Task statement: Leave out any picture and return the remaining listing below exactly as given.

···

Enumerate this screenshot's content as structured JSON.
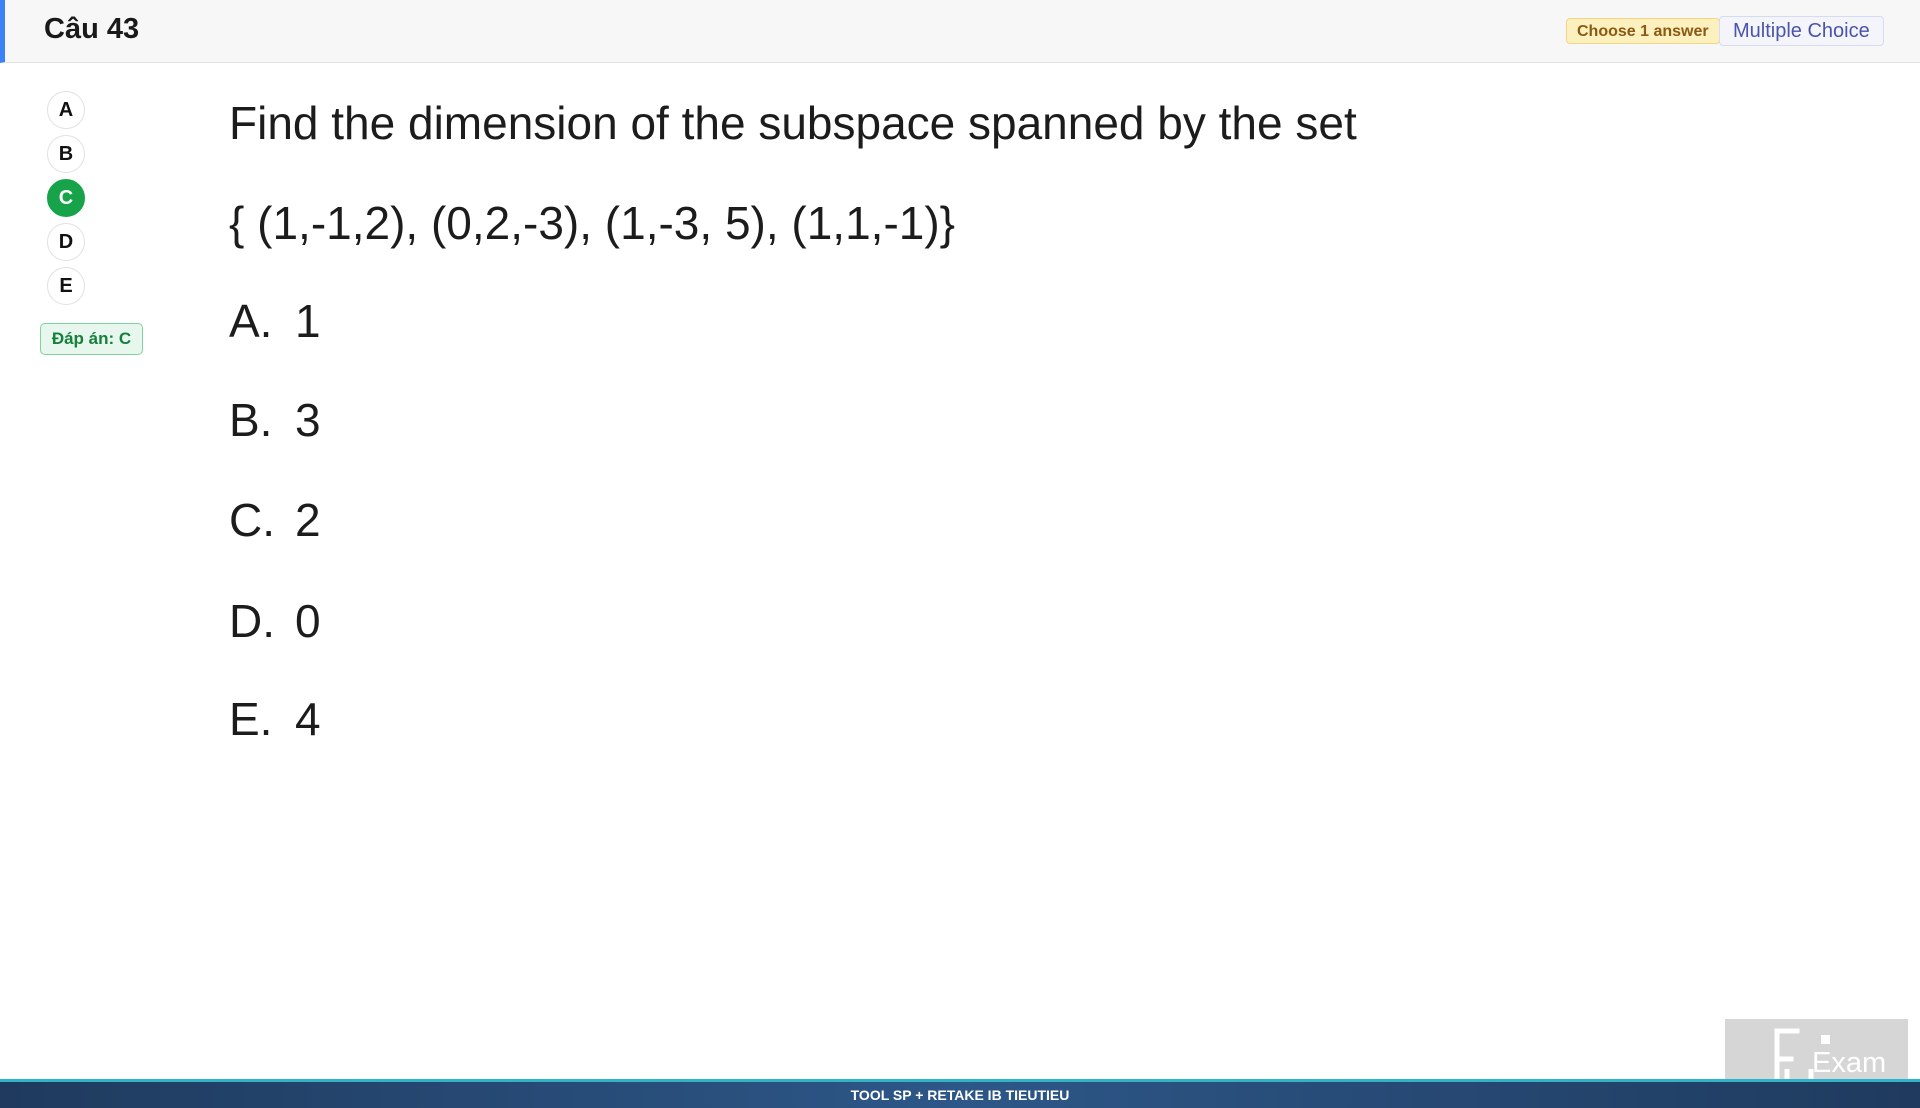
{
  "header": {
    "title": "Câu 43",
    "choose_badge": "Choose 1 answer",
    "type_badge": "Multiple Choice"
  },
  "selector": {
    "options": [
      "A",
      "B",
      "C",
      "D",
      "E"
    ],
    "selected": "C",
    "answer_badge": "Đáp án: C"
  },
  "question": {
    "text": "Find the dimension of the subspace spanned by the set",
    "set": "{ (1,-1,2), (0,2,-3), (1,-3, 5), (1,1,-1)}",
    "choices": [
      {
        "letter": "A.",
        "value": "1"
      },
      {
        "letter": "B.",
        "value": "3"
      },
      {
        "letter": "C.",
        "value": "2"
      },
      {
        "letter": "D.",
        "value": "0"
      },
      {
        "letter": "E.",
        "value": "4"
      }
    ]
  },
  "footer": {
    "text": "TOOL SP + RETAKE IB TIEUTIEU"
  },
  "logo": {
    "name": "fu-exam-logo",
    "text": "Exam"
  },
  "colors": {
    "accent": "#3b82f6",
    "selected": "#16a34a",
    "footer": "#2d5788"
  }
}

···

Exercise output:
Enumerate this screenshot's content as structured JSON.
{
  "header": {
    "title": "Câu 43",
    "choose_badge": "Choose 1 answer",
    "type_badge": "Multiple Choice"
  },
  "selector": {
    "options": [
      "A",
      "B",
      "C",
      "D",
      "E"
    ],
    "selected": "C",
    "answer_badge": "Đáp án: C"
  },
  "question": {
    "text": "Find the dimension of the subspace spanned by the set",
    "set": "{ (1,-1,2), (0,2,-3), (1,-3, 5), (1,1,-1)}",
    "choices": [
      {
        "letter": "A.",
        "value": "1"
      },
      {
        "letter": "B.",
        "value": "3"
      },
      {
        "letter": "C.",
        "value": "2"
      },
      {
        "letter": "D.",
        "value": "0"
      },
      {
        "letter": "E.",
        "value": "4"
      }
    ]
  },
  "footer": {
    "text": "TOOL SP + RETAKE IB TIEUTIEU"
  },
  "logo": {
    "name": "fu-exam-logo",
    "text": "Exam"
  },
  "colors": {
    "accent": "#3b82f6",
    "selected": "#16a34a",
    "footer": "#2d5788"
  }
}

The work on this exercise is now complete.